Stored records:
□ □ □ □ □ □ □

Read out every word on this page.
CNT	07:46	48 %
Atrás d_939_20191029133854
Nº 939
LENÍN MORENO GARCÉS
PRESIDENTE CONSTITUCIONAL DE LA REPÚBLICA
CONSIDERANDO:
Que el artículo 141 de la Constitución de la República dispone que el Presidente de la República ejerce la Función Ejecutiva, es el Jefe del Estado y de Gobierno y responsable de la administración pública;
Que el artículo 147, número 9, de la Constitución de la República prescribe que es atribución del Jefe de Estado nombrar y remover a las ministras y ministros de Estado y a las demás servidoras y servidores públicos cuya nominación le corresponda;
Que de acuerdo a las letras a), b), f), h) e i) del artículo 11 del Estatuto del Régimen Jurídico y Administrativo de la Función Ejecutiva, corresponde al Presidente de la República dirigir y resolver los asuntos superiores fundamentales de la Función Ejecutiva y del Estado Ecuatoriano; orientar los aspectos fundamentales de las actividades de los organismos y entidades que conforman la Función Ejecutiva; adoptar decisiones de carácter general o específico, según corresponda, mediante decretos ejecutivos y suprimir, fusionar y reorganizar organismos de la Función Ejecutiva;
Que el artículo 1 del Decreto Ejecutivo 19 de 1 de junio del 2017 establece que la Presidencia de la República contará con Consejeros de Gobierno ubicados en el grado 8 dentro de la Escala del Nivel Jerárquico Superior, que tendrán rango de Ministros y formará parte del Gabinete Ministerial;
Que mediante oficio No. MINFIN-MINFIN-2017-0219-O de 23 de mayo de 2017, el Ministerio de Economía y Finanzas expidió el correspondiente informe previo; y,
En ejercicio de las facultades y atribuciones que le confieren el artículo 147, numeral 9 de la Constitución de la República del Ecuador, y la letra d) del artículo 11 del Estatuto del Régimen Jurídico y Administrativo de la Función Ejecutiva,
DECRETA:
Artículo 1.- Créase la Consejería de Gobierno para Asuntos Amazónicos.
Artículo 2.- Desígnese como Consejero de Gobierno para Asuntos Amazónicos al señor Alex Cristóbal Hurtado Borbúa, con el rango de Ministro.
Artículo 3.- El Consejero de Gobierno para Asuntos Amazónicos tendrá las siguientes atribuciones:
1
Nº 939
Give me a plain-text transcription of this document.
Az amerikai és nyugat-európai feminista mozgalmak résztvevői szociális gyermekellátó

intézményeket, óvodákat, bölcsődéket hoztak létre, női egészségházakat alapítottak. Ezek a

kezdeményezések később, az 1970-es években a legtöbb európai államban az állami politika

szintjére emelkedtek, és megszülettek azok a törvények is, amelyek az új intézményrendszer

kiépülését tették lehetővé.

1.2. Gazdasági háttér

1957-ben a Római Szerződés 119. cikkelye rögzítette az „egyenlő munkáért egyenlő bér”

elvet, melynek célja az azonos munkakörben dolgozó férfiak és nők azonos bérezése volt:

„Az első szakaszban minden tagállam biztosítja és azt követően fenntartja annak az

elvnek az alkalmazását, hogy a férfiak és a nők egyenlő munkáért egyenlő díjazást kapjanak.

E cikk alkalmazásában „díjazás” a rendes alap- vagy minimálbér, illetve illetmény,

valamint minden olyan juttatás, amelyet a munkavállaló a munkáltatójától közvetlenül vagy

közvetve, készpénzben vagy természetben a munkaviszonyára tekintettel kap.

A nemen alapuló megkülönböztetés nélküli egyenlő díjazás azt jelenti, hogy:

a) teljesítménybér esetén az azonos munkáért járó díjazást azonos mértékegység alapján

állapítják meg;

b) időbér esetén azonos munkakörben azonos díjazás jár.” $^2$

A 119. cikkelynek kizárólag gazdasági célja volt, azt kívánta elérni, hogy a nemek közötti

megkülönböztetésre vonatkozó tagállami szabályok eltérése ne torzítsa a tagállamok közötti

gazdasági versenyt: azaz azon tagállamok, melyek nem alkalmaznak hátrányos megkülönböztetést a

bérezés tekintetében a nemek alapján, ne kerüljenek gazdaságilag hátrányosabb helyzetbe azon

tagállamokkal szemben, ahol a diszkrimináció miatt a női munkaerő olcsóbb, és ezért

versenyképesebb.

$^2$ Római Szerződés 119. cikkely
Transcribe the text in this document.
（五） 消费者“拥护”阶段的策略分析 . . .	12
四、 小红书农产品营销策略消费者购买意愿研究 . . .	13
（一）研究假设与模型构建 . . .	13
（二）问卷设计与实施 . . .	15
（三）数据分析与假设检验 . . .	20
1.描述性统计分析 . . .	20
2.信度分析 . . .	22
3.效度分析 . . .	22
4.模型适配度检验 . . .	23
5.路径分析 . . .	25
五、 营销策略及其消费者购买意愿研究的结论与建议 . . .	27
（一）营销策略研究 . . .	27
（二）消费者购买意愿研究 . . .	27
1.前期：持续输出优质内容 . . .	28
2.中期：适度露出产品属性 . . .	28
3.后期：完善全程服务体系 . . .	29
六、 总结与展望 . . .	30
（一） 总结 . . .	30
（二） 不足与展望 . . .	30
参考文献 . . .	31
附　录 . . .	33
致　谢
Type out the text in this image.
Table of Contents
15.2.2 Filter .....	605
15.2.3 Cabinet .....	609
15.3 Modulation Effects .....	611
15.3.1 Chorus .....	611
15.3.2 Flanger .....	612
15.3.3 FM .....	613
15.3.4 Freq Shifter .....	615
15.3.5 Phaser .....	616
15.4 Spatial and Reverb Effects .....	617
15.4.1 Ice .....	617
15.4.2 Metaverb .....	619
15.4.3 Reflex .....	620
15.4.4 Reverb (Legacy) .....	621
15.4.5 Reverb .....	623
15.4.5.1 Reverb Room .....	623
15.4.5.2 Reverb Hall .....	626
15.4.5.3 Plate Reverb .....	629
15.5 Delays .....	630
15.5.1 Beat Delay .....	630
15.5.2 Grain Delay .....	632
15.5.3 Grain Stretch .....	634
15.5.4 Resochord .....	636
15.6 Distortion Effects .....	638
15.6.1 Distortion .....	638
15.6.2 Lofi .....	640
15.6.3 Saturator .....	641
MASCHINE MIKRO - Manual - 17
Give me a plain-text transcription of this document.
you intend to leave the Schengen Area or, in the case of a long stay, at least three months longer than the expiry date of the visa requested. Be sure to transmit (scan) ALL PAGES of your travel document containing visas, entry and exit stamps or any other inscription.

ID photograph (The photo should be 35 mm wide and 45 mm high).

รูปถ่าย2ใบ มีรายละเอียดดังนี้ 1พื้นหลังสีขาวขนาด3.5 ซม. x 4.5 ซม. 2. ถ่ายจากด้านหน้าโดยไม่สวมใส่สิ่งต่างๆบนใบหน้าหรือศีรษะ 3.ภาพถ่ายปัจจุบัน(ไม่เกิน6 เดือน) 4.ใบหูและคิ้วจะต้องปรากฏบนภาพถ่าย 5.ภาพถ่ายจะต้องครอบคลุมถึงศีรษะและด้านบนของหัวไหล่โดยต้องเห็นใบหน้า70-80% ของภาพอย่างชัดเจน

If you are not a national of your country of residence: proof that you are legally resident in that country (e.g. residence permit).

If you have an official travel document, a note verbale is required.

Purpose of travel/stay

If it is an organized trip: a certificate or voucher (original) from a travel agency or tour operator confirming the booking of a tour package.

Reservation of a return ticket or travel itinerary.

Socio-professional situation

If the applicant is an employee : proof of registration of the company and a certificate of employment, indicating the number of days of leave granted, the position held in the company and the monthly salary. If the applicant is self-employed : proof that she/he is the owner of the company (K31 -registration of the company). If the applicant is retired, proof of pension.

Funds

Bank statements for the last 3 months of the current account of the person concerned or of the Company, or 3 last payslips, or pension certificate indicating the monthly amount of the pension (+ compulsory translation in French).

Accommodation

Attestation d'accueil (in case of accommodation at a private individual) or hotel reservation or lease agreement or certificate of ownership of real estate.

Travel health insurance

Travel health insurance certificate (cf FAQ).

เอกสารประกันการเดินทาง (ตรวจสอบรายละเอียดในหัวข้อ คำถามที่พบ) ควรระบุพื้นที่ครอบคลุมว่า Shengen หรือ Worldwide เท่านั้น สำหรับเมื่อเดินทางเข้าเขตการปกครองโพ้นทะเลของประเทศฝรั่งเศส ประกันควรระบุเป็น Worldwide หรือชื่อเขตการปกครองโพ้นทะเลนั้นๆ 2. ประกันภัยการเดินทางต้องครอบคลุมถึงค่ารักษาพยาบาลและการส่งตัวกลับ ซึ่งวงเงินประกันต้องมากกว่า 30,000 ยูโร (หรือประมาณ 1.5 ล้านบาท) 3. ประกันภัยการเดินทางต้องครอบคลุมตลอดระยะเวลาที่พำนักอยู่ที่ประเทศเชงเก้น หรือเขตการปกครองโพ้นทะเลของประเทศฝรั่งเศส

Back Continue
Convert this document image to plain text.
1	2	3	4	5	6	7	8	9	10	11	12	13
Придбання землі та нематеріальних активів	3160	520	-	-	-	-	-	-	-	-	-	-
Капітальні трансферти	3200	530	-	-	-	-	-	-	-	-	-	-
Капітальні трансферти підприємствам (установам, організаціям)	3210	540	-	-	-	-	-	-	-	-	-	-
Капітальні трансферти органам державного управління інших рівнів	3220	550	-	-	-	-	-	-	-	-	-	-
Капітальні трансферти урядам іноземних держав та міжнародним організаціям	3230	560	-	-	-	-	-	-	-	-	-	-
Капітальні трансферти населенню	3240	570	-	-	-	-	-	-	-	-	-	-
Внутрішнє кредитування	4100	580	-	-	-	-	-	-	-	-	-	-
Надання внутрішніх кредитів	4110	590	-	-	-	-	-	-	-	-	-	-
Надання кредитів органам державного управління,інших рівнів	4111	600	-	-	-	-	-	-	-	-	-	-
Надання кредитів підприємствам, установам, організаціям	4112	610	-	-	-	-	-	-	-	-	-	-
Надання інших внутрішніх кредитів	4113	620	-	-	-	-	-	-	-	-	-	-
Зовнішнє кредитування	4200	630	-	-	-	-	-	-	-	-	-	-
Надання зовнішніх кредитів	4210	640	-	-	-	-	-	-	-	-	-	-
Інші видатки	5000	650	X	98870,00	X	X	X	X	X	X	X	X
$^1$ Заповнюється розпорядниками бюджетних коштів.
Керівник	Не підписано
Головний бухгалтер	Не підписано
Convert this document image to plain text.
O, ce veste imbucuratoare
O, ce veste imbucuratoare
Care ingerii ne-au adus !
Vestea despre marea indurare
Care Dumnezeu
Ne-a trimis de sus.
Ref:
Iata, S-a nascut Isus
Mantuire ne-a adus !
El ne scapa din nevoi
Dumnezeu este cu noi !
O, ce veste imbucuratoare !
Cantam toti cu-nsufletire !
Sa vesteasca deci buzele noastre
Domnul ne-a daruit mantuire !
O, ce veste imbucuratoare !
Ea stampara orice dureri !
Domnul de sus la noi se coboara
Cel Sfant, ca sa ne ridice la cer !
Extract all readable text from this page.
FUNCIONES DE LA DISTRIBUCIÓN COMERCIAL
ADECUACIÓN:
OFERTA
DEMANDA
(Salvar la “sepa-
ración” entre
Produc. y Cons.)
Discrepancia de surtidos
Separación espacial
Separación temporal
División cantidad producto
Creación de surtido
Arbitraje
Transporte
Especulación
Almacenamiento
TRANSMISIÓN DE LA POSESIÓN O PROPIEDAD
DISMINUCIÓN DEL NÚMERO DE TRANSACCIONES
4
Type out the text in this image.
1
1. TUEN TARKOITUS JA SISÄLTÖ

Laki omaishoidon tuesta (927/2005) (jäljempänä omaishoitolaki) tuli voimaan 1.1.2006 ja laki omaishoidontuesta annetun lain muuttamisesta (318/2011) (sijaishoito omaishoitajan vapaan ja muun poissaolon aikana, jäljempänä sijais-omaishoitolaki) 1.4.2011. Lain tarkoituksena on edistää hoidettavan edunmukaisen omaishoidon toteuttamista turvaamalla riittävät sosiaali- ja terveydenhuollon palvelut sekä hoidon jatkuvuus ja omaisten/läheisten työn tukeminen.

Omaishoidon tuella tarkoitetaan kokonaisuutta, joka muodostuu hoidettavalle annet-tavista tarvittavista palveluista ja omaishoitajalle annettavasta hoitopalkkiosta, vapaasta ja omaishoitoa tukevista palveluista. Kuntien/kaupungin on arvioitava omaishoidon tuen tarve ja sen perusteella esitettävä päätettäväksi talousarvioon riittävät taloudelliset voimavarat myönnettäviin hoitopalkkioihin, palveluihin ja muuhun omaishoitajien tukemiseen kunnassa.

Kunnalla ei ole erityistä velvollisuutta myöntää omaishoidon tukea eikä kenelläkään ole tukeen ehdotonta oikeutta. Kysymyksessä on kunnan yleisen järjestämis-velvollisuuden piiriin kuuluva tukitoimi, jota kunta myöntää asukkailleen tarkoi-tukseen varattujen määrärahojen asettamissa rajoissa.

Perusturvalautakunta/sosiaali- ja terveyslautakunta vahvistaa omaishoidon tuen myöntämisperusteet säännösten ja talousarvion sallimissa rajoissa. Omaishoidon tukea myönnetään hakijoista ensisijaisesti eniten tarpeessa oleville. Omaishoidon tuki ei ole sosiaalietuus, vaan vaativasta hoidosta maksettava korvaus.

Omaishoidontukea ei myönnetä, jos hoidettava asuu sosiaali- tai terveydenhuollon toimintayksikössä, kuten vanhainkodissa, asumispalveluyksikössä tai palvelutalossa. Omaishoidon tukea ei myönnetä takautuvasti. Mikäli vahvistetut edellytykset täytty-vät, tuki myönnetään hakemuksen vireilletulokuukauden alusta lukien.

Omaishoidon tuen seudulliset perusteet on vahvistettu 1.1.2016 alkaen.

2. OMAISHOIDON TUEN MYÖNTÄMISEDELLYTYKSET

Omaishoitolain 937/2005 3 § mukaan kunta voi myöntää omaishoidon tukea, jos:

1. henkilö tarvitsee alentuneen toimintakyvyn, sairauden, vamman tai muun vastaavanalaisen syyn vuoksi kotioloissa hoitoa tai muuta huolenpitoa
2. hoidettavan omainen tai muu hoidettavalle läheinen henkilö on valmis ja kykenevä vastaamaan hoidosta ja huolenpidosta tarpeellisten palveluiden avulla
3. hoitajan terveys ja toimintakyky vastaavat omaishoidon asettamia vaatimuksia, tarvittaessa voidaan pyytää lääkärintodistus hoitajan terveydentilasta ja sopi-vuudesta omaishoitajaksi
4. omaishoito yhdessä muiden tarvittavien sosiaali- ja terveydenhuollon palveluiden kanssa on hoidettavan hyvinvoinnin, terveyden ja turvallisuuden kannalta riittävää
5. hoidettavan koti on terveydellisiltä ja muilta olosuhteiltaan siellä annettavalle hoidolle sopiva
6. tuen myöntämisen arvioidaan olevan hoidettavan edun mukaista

□ □ □ □ □ □ □

[GIVEN EXERCISE] Of all the lines above, how many contain the word "hoidosta"? Answer with only the number.

[EXERCISE ANSWER] 2